§ **Task prompt**:
Keep the wording of each record exactly the same when you repeat it, and leave out pictures.

§ **Records for this exercise**:
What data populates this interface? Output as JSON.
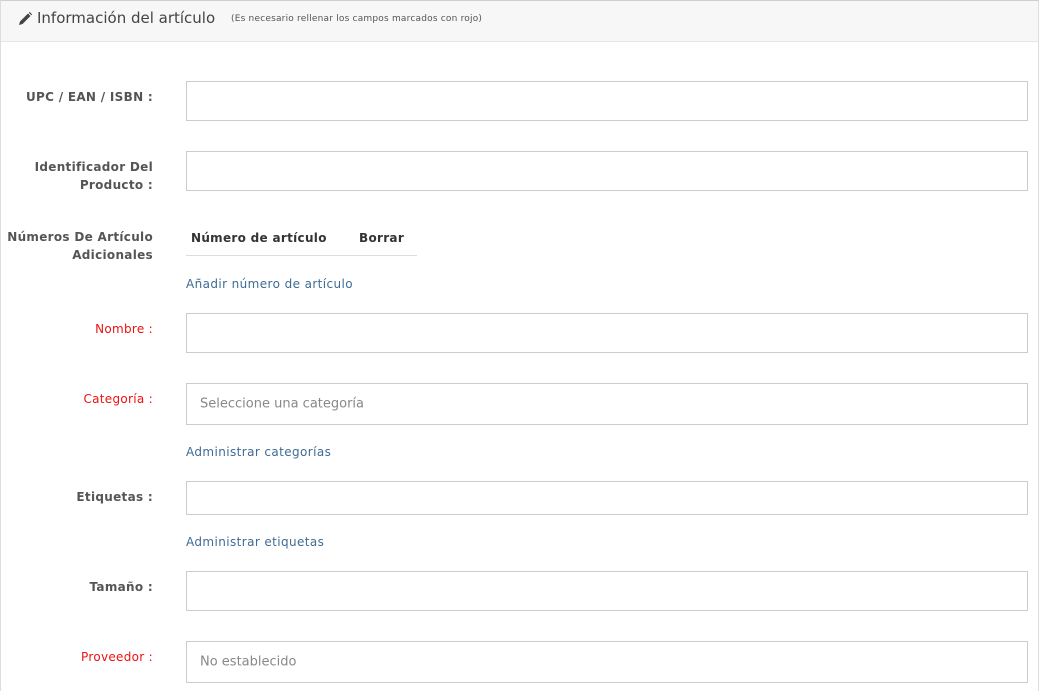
{
  "panel": {
    "icon": "pencil-icon",
    "title": "Información del artículo",
    "note": "(Es necesario rellenar los campos marcados con rojo)"
  },
  "fields": {
    "upc": {
      "label": "UPC / EAN / ISBN :",
      "value": ""
    },
    "product_id": {
      "label_line1": "Identificador Del",
      "label_line2": "Producto :",
      "value": ""
    },
    "additional": {
      "label_line1": "Números De Artículo",
      "label_line2": "Adicionales",
      "col_number": "Número de artículo",
      "col_delete": "Borrar",
      "add_link": "Añadir número de artículo"
    },
    "name": {
      "label": "Nombre :",
      "value": "",
      "required": true
    },
    "category": {
      "label": "Categoría :",
      "placeholder": "Seleccione una categoría",
      "manage_link": "Administrar categorías",
      "required": true
    },
    "tags": {
      "label": "Etiquetas :",
      "value": "",
      "manage_link": "Administrar etiquetas"
    },
    "size": {
      "label": "Tamaño :",
      "value": ""
    },
    "supplier": {
      "label": "Proveedor :",
      "selected": "No establecido",
      "required": true
    }
  },
  "colors": {
    "required_label": "#ee1111",
    "link": "#3f6b94"
  }
}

§ **Result of the task**:
What data populates this interface? Output as JSON.
{
  "panel": {
    "icon": "pencil-icon",
    "title": "Información del artículo",
    "note": "(Es necesario rellenar los campos marcados con rojo)"
  },
  "fields": {
    "upc": {
      "label": "UPC / EAN / ISBN :",
      "value": ""
    },
    "product_id": {
      "label_line1": "Identificador Del",
      "label_line2": "Producto :",
      "value": ""
    },
    "additional": {
      "label_line1": "Números De Artículo",
      "label_line2": "Adicionales",
      "col_number": "Número de artículo",
      "col_delete": "Borrar",
      "add_link": "Añadir número de artículo"
    },
    "name": {
      "label": "Nombre :",
      "value": "",
      "required": true
    },
    "category": {
      "label": "Categoría :",
      "placeholder": "Seleccione una categoría",
      "manage_link": "Administrar categorías",
      "required": true
    },
    "tags": {
      "label": "Etiquetas :",
      "value": "",
      "manage_link": "Administrar etiquetas"
    },
    "size": {
      "label": "Tamaño :",
      "value": ""
    },
    "supplier": {
      "label": "Proveedor :",
      "selected": "No establecido",
      "required": true
    }
  },
  "colors": {
    "required_label": "#ee1111",
    "link": "#3f6b94"
  }
}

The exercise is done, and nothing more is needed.